Each record below should be repeated precisely as written.

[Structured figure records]

((

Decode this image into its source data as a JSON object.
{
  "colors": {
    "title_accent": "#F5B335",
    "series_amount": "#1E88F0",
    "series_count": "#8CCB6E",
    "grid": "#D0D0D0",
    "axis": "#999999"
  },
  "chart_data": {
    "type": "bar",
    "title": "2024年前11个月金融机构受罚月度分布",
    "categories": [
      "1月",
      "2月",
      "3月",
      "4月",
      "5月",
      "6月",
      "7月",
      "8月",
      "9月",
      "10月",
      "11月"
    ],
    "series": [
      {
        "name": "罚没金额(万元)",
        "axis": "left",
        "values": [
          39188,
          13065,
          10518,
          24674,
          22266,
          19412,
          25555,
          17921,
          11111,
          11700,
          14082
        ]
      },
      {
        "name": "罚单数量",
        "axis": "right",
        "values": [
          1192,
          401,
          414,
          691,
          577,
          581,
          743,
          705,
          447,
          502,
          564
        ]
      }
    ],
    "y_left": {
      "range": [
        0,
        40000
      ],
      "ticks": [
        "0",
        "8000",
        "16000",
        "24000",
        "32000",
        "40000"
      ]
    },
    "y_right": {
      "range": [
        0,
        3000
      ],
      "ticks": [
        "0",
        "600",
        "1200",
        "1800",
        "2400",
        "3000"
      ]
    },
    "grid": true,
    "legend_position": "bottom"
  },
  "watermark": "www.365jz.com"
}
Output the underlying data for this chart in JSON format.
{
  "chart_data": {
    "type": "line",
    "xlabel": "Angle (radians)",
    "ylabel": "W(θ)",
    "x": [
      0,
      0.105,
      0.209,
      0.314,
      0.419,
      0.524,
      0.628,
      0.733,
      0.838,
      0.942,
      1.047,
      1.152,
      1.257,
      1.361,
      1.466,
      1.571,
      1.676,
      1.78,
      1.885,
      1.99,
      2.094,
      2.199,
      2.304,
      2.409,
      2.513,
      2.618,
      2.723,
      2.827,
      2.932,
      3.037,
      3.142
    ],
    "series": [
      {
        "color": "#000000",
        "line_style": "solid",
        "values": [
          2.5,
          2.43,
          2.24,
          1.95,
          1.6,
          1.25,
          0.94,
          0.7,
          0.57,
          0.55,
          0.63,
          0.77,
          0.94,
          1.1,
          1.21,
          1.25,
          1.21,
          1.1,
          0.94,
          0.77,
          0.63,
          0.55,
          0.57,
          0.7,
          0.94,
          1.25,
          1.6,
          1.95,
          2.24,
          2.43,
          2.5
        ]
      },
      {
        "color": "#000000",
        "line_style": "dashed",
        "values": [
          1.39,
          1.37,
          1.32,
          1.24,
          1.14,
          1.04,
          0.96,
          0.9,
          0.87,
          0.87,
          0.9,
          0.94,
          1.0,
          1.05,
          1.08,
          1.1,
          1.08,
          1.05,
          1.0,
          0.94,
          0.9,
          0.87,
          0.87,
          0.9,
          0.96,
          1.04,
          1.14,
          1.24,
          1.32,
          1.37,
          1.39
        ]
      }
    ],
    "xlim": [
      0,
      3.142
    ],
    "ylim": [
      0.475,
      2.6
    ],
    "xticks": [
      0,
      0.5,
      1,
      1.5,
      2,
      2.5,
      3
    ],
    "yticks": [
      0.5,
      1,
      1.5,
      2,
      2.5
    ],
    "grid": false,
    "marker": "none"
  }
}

))

| Solution to this exercise |
Decode this image into its source data as a JSON object.
{
  "colors": {
    "title_accent": "#F5B335",
    "series_amount": "#1E88F0",
    "series_count": "#8CCB6E",
    "grid": "#D0D0D0",
    "axis": "#999999"
  },
  "chart_data": {
    "type": "bar",
    "title": "2024年前11个月金融机构受罚月度分布",
    "categories": [
      "1月",
      "2月",
      "3月",
      "4月",
      "5月",
      "6月",
      "7月",
      "8月",
      "9月",
      "10月",
      "11月"
    ],
    "series": [
      {
        "name": "罚没金额(万元)",
        "axis": "left",
        "values": [
          39188,
          13065,
          10518,
          24674,
          22266,
          19412,
          25555,
          17921,
          11111,
          11700,
          14082
        ]
      },
      {
        "name": "罚单数量",
        "axis": "right",
        "values": [
          1192,
          401,
          414,
          691,
          577,
          581,
          743,
          705,
          447,
          502,
          564
        ]
      }
    ],
    "y_left": {
      "range": [
        0,
        40000
      ],
      "ticks": [
        "0",
        "8000",
        "16000",
        "24000",
        "32000",
        "40000"
      ]
    },
    "y_right": {
      "range": [
        0,
        3000
      ],
      "ticks": [
        "0",
        "600",
        "1200",
        "1800",
        "2400",
        "3000"
      ]
    },
    "grid": true,
    "legend_position": "bottom"
  },
  "watermark": "www.365jz.com"
}
Output the underlying data for this chart in JSON format.
{
  "chart_data": {
    "type": "line",
    "xlabel": "Angle (radians)",
    "ylabel": "W(θ)",
    "x": [
      0,
      0.105,
      0.209,
      0.314,
      0.419,
      0.524,
      0.628,
      0.733,
      0.838,
      0.942,
      1.047,
      1.152,
      1.257,
      1.361,
      1.466,
      1.571,
      1.676,
      1.78,
      1.885,
      1.99,
      2.094,
      2.199,
      2.304,
      2.409,
      2.513,
      2.618,
      2.723,
      2.827,
      2.932,
      3.037,
      3.142
    ],
    "series": [
      {
        "color": "#000000",
        "line_style": "solid",
        "values": [
          2.5,
          2.43,
          2.24,
          1.95,
          1.6,
          1.25,
          0.94,
          0.7,
          0.57,
          0.55,
          0.63,
          0.77,
          0.94,
          1.1,
          1.21,
          1.25,
          1.21,
          1.1,
          0.94,
          0.77,
          0.63,
          0.55,
          0.57,
          0.7,
          0.94,
          1.25,
          1.6,
          1.95,
          2.24,
          2.43,
          2.5
        ]
      },
      {
        "color": "#000000",
        "line_style": "dashed",
        "values": [
          1.39,
          1.37,
          1.32,
          1.24,
          1.14,
          1.04,
          0.96,
          0.9,
          0.87,
          0.87,
          0.9,
          0.94,
          1.0,
          1.05,
          1.08,
          1.1,
          1.08,
          1.05,
          1.0,
          0.94,
          0.9,
          0.87,
          0.87,
          0.9,
          0.96,
          1.04,
          1.14,
          1.24,
          1.32,
          1.37,
          1.39
        ]
      }
    ],
    "xlim": [
      0,
      3.142
    ],
    "ylim": [
      0.475,
      2.6
    ],
    "xticks": [
      0,
      0.5,
      1,
      1.5,
      2,
      2.5,
      3
    ],
    "yticks": [
      0.5,
      1,
      1.5,
      2,
      2.5
    ],
    "grid": false,
    "marker": "none"
  }
}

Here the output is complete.